:: LISTED ENTRIES ::
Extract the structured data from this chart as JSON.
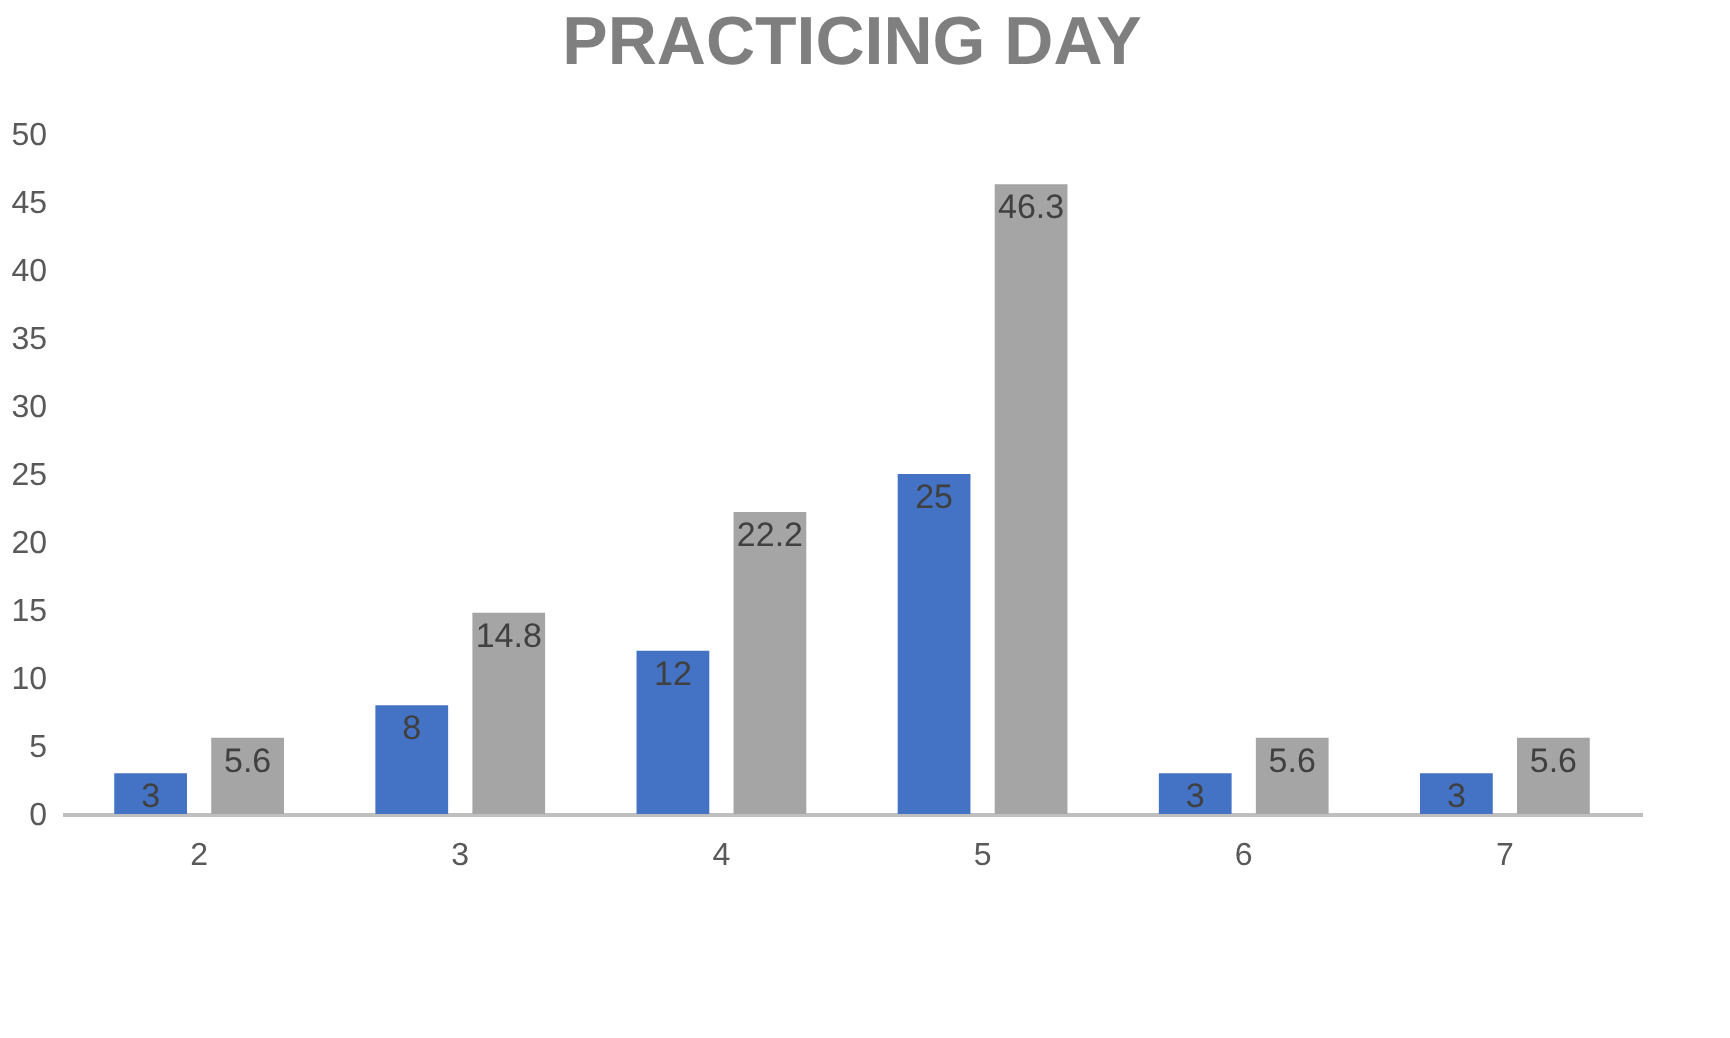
{
  "chart_data": {
    "type": "bar",
    "title": "PRACTICING DAY",
    "categories": [
      "2",
      "3",
      "4",
      "5",
      "6",
      "7"
    ],
    "series": [
      {
        "color": "#4472c4",
        "values": [
          3,
          8,
          12,
          25,
          3,
          3
        ]
      },
      {
        "color": "#a5a5a5",
        "values": [
          5.6,
          14.8,
          22.2,
          46.3,
          5.6,
          5.6
        ]
      }
    ],
    "ylim": [
      0,
      50
    ],
    "yticks": [
      0,
      5,
      10,
      15,
      20,
      25,
      30,
      35,
      40,
      45,
      50
    ],
    "grid": false,
    "data_labels": true
  }
}
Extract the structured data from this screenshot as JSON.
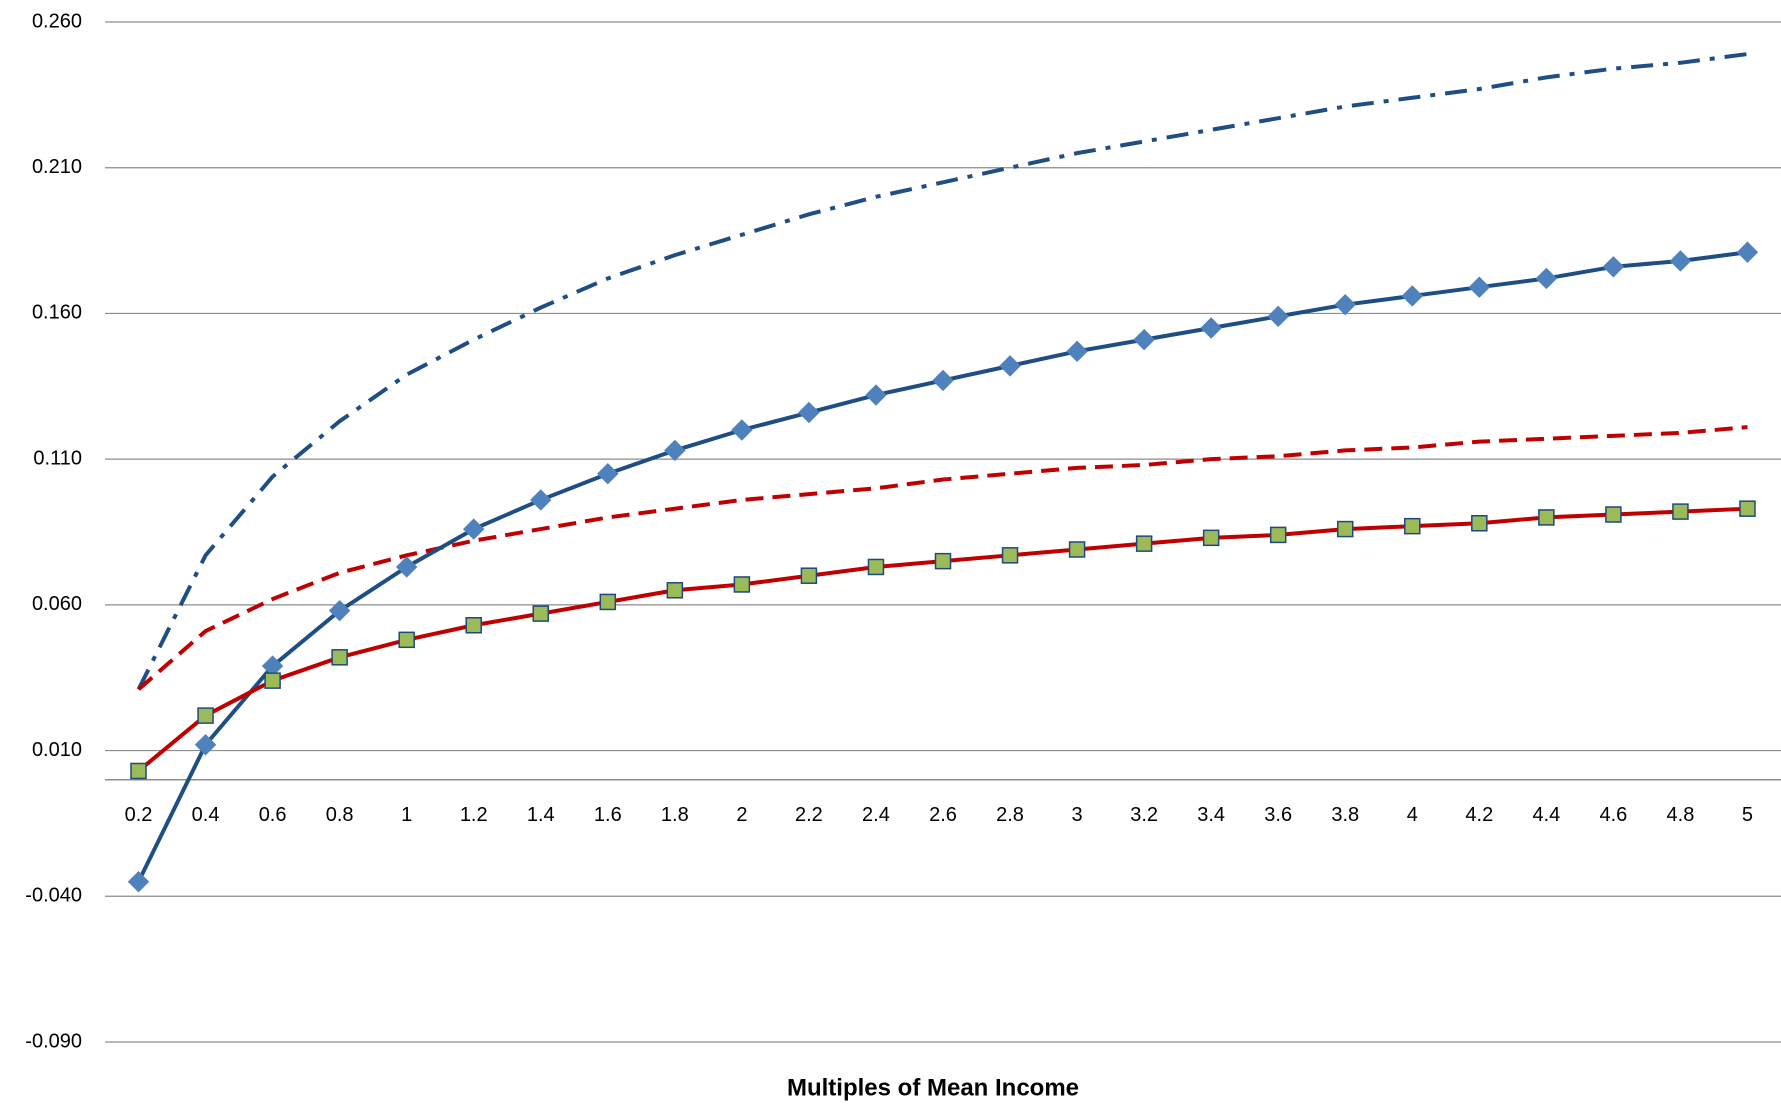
{
  "chart_data": {
    "type": "line",
    "x_label": "Multiples of Mean Income",
    "categories": [
      "0.2",
      "0.4",
      "0.6",
      "0.8",
      "1",
      "1.2",
      "1.4",
      "1.6",
      "1.8",
      "2",
      "2.2",
      "2.4",
      "2.6",
      "2.8",
      "3",
      "3.2",
      "3.4",
      "3.6",
      "3.8",
      "4",
      "4.2",
      "4.4",
      "4.6",
      "4.8",
      "5"
    ],
    "ylim": [
      -0.09,
      0.26
    ],
    "yticks": [
      {
        "value": -0.09,
        "label": "-0.090"
      },
      {
        "value": -0.04,
        "label": "-0.040"
      },
      {
        "value": 0.01,
        "label": "0.010"
      },
      {
        "value": 0.06,
        "label": "0.060"
      },
      {
        "value": 0.11,
        "label": "0.110"
      },
      {
        "value": 0.16,
        "label": "0.160"
      },
      {
        "value": 0.21,
        "label": "0.210"
      },
      {
        "value": 0.26,
        "label": "0.260"
      }
    ],
    "grid": true,
    "series": [
      {
        "color": "#1f4e85",
        "dash": "dash-dot",
        "marker": "none",
        "values": [
          0.031,
          0.077,
          0.104,
          0.123,
          0.139,
          0.151,
          0.162,
          0.172,
          0.18,
          0.187,
          0.194,
          0.2,
          0.205,
          0.21,
          0.215,
          0.219,
          0.223,
          0.227,
          0.231,
          0.234,
          0.237,
          0.241,
          0.244,
          0.246,
          0.249
        ]
      },
      {
        "color": "#c00000",
        "dash": "dashed",
        "marker": "none",
        "values": [
          0.031,
          0.051,
          0.062,
          0.071,
          0.077,
          0.082,
          0.086,
          0.09,
          0.093,
          0.096,
          0.098,
          0.1,
          0.103,
          0.105,
          0.107,
          0.108,
          0.11,
          0.111,
          0.113,
          0.114,
          0.116,
          0.117,
          0.118,
          0.119,
          0.121
        ]
      },
      {
        "color": "#1f4e85",
        "dash": "solid",
        "marker": "diamond",
        "marker_color": "#4f81bd",
        "values": [
          -0.035,
          0.012,
          0.039,
          0.058,
          0.073,
          0.086,
          0.096,
          0.105,
          0.113,
          0.12,
          0.126,
          0.132,
          0.137,
          0.142,
          0.147,
          0.151,
          0.155,
          0.159,
          0.163,
          0.166,
          0.169,
          0.172,
          0.176,
          0.178,
          0.181
        ]
      },
      {
        "color": "#c00000",
        "dash": "solid",
        "marker": "square",
        "marker_color": "#9bbb59",
        "values": [
          0.003,
          0.022,
          0.034,
          0.042,
          0.048,
          0.053,
          0.057,
          0.061,
          0.065,
          0.067,
          0.07,
          0.073,
          0.075,
          0.077,
          0.079,
          0.081,
          0.083,
          0.084,
          0.086,
          0.087,
          0.088,
          0.09,
          0.091,
          0.092,
          0.093
        ]
      }
    ]
  }
}
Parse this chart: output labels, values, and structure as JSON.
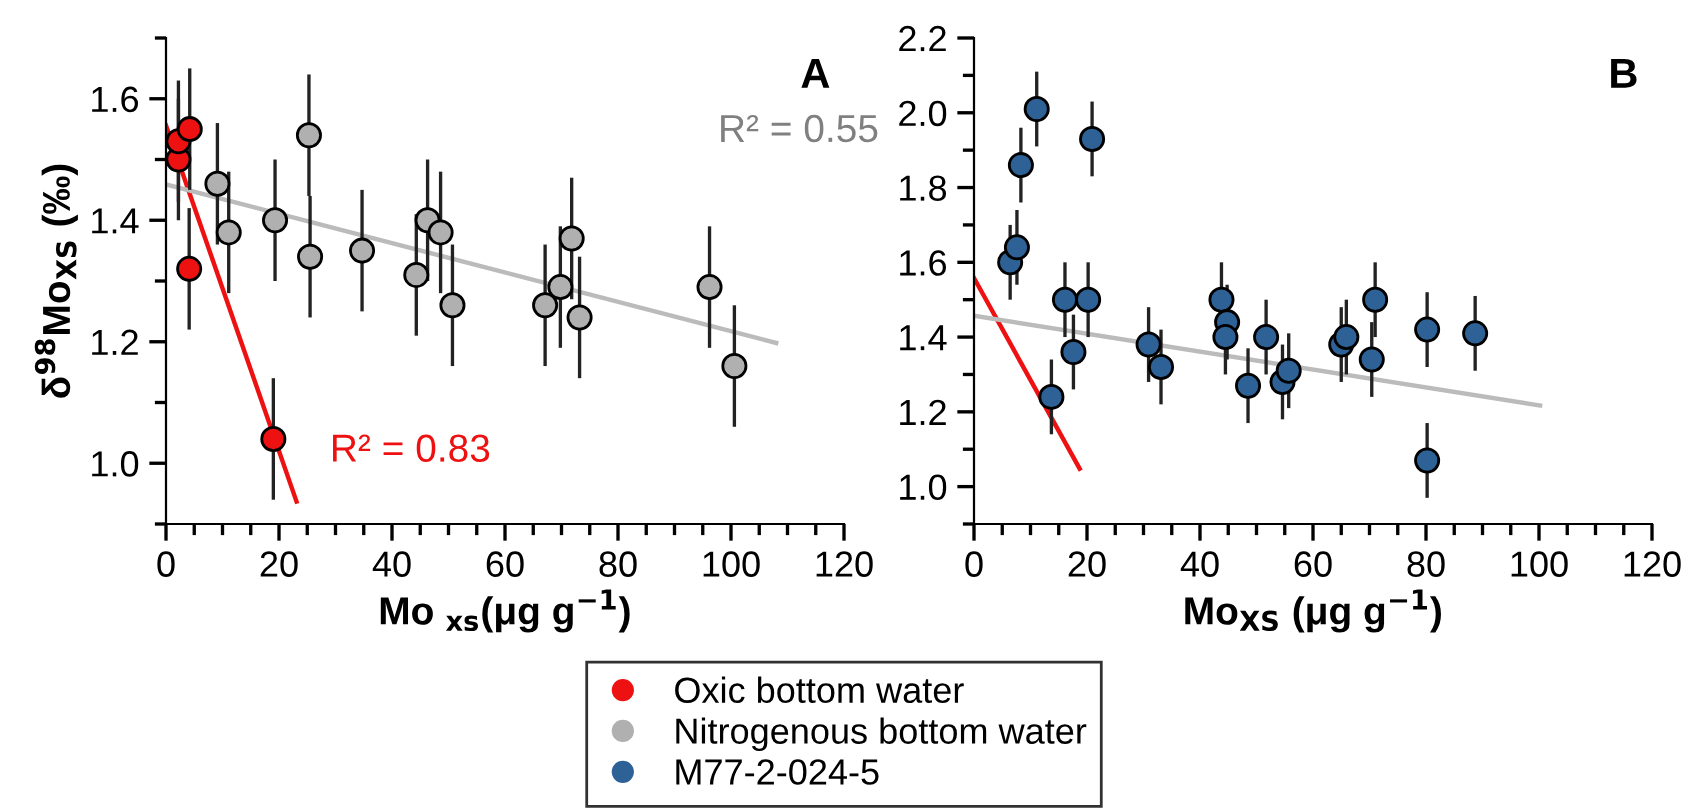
{
  "chart_data": [
    {
      "type": "scatter",
      "title": "A",
      "xlabel": "Mo $_{xs}$(μg g$^{−1}$)",
      "ylabel": "δ$^{98}$Mo$_{XS}$ (‰)",
      "xlim": [
        0,
        120
      ],
      "ylim": [
        0.9,
        1.7
      ],
      "xticks": [
        0,
        {
          "value": 5,
          "label": null
        },
        20,
        {
          "value": 10,
          "label": null
        },
        {
          "value": 15,
          "label": null
        },
        {
          "value": 25,
          "label": null
        },
        {
          "value": 30,
          "label": null
        },
        {
          "value": 35,
          "label": null
        },
        40,
        {
          "value": 45,
          "label": null
        },
        {
          "value": 50,
          "label": null
        },
        {
          "value": 55,
          "label": null
        },
        60,
        {
          "value": 65,
          "label": null
        },
        {
          "value": 70,
          "label": null
        },
        {
          "value": 75,
          "label": null
        },
        80,
        {
          "value": 85,
          "label": null
        },
        {
          "value": 90,
          "label": null
        },
        {
          "value": 95,
          "label": null
        },
        100,
        {
          "value": 105,
          "label": null
        },
        {
          "value": 110,
          "label": null
        },
        {
          "value": 115,
          "label": null
        },
        120
      ],
      "yticks": [
        {
          "value": 0.9,
          "label": null
        },
        {
          "value": 1.0,
          "label": "1.0"
        },
        {
          "value": 1.1,
          "label": null
        },
        1.2,
        {
          "value": 1.3,
          "label": null
        },
        1.4,
        {
          "value": 1.5,
          "label": null
        },
        1.6,
        {
          "value": 1.7,
          "label": null
        }
      ],
      "grid": false,
      "legend": "bottom",
      "marker": "circle",
      "series": [
        {
          "name": "Oxic bottom water",
          "color": "#ee1111",
          "x": [
            2.2,
            2.2,
            4.2,
            4.1,
            19.0
          ],
          "values": [
            1.5,
            1.53,
            1.55,
            1.32,
            1.04
          ],
          "errors": [
            0.1,
            0.1,
            0.1,
            0.1,
            0.1
          ]
        },
        {
          "name": "Nitrogenous bottom water",
          "color": "#b0b0b0",
          "x": [
            9.1,
            11.1,
            19.3,
            25.3,
            25.5,
            34.7,
            44.3,
            46.3,
            48.6,
            50.7,
            67.1,
            69.8,
            71.8,
            73.2,
            96.2,
            100.6
          ],
          "values": [
            1.46,
            1.38,
            1.4,
            1.54,
            1.34,
            1.35,
            1.31,
            1.4,
            1.38,
            1.26,
            1.26,
            1.29,
            1.37,
            1.24,
            1.29,
            1.16
          ],
          "errors": [
            0.1,
            0.1,
            0.1,
            0.1,
            0.1,
            0.1,
            0.1,
            0.1,
            0.1,
            0.1,
            0.1,
            0.1,
            0.1,
            0.1,
            0.1,
            0.1
          ]
        },
        {
          "type": "line",
          "marker": "none",
          "color": "#ee1111",
          "x": [
            0,
            23.1
          ],
          "values": [
            1.556,
            0.937
          ]
        },
        {
          "type": "line",
          "marker": "none",
          "color": "#bbbbbb",
          "x": [
            0,
            108
          ],
          "values": [
            1.459,
            1.198
          ]
        }
      ],
      "annotations": [
        "R² = 0.83",
        "R² = 0.55"
      ]
    },
    {
      "type": "scatter",
      "title": "B",
      "xlabel": "Mo$_{XS}$ (μg g$^{−1}$)",
      "xlim": [
        0,
        120
      ],
      "ylim": [
        0.9,
        2.2
      ],
      "xticks": [
        0,
        {
          "value": 5,
          "label": null
        },
        {
          "value": 10,
          "label": null
        },
        {
          "value": 15,
          "label": null
        },
        20,
        {
          "value": 25,
          "label": null
        },
        {
          "value": 30,
          "label": null
        },
        {
          "value": 35,
          "label": null
        },
        40,
        {
          "value": 45,
          "label": null
        },
        {
          "value": 50,
          "label": null
        },
        {
          "value": 55,
          "label": null
        },
        60,
        {
          "value": 65,
          "label": null
        },
        {
          "value": 70,
          "label": null
        },
        {
          "value": 75,
          "label": null
        },
        80,
        {
          "value": 85,
          "label": null
        },
        {
          "value": 90,
          "label": null
        },
        {
          "value": 95,
          "label": null
        },
        100,
        {
          "value": 105,
          "label": null
        },
        {
          "value": 110,
          "label": null
        },
        {
          "value": 115,
          "label": null
        },
        120
      ],
      "yticks": [
        {
          "value": 0.9,
          "label": null
        },
        {
          "value": 1.0,
          "label": "1.0"
        },
        {
          "value": 1.1,
          "label": null
        },
        1.2,
        {
          "value": 1.3,
          "label": null
        },
        1.4,
        {
          "value": 1.5,
          "label": null
        },
        1.6,
        {
          "value": 1.7,
          "label": null
        },
        1.8,
        {
          "value": 1.9,
          "label": null
        },
        {
          "value": 2.0,
          "label": "2.0"
        },
        {
          "value": 2.1,
          "label": null
        },
        2.2
      ],
      "grid": false,
      "legend": "bottom",
      "marker": "circle",
      "series": [
        {
          "name": "M77-2-024-5",
          "color": "#2e6296",
          "x": [
            6.4,
            7.6,
            8.3,
            11.1,
            20.9,
            16.1,
            20.2,
            13.7,
            17.6,
            30.9,
            33.1,
            43.8,
            44.8,
            44.5,
            48.5,
            51.7,
            54.6,
            55.7,
            65.0,
            65.9,
            70.4,
            71.0,
            80.2,
            80.2,
            88.7
          ],
          "values": [
            1.6,
            1.64,
            1.86,
            2.01,
            1.93,
            1.5,
            1.5,
            1.24,
            1.36,
            1.38,
            1.32,
            1.5,
            1.44,
            1.4,
            1.27,
            1.4,
            1.28,
            1.31,
            1.38,
            1.4,
            1.34,
            1.5,
            1.42,
            1.07,
            1.41
          ],
          "errors": [
            0.1,
            0.1,
            0.1,
            0.1,
            0.1,
            0.1,
            0.1,
            0.1,
            0.1,
            0.1,
            0.1,
            0.1,
            0.1,
            0.1,
            0.1,
            0.1,
            0.1,
            0.1,
            0.1,
            0.1,
            0.1,
            0.1,
            0.1,
            0.1,
            0.1
          ]
        },
        {
          "type": "line",
          "marker": "none",
          "color": "#ee1111",
          "x": [
            0,
            18.7
          ],
          "values": [
            1.558,
            1.048
          ]
        },
        {
          "type": "line",
          "marker": "none",
          "color": "#bbbbbb",
          "x": [
            0,
            100.2
          ],
          "values": [
            1.457,
            1.217
          ]
        }
      ]
    }
  ]
}
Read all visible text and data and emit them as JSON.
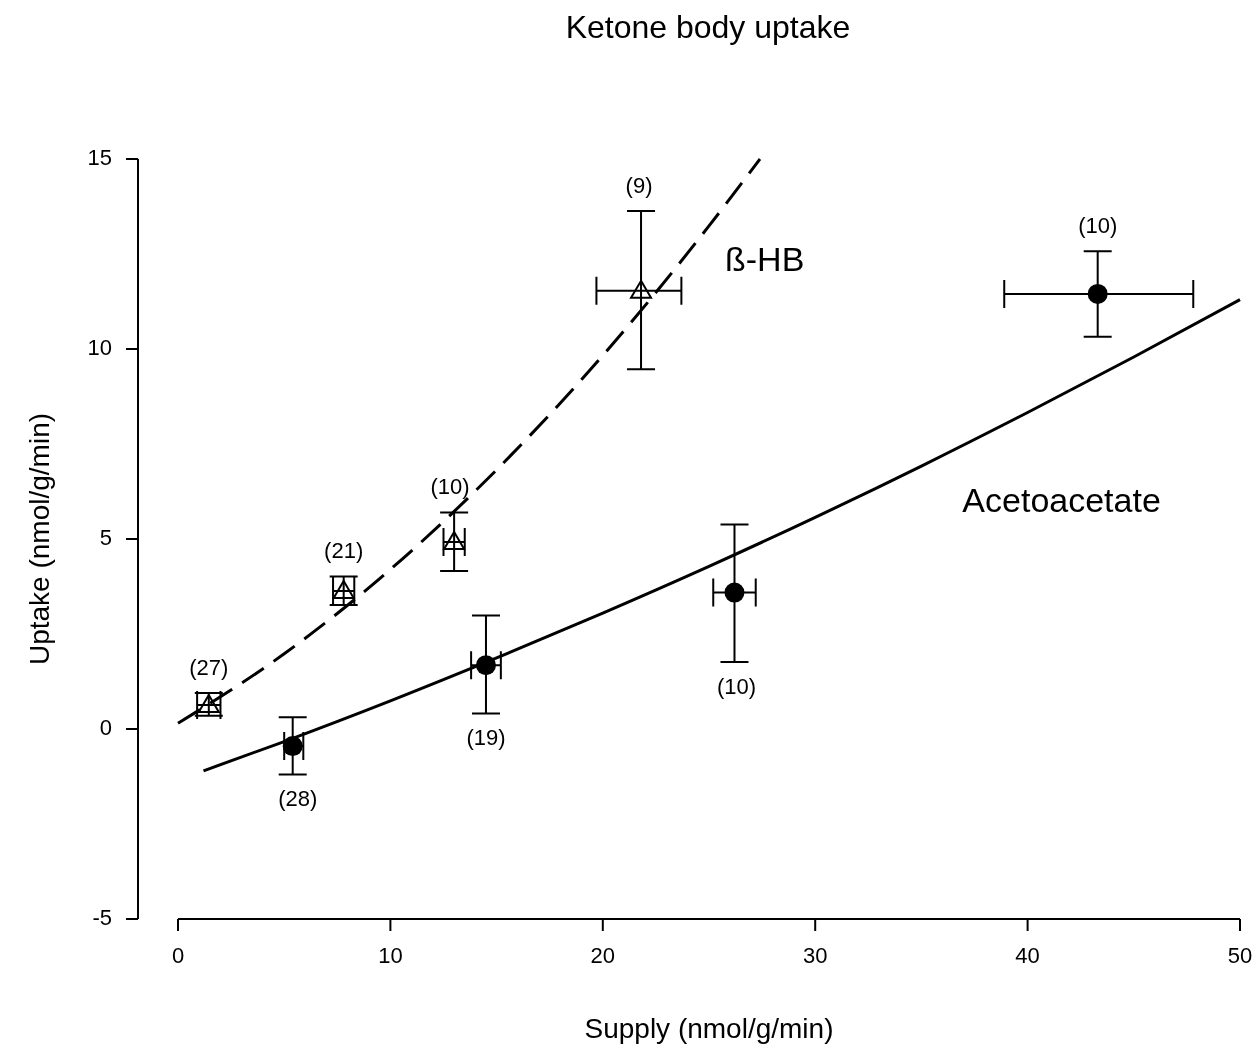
:::
WHAT IS NEEDED: Among the lines of the listing, how many hold the string "title"? Respond with only the number.

TASK RESPONSE: 3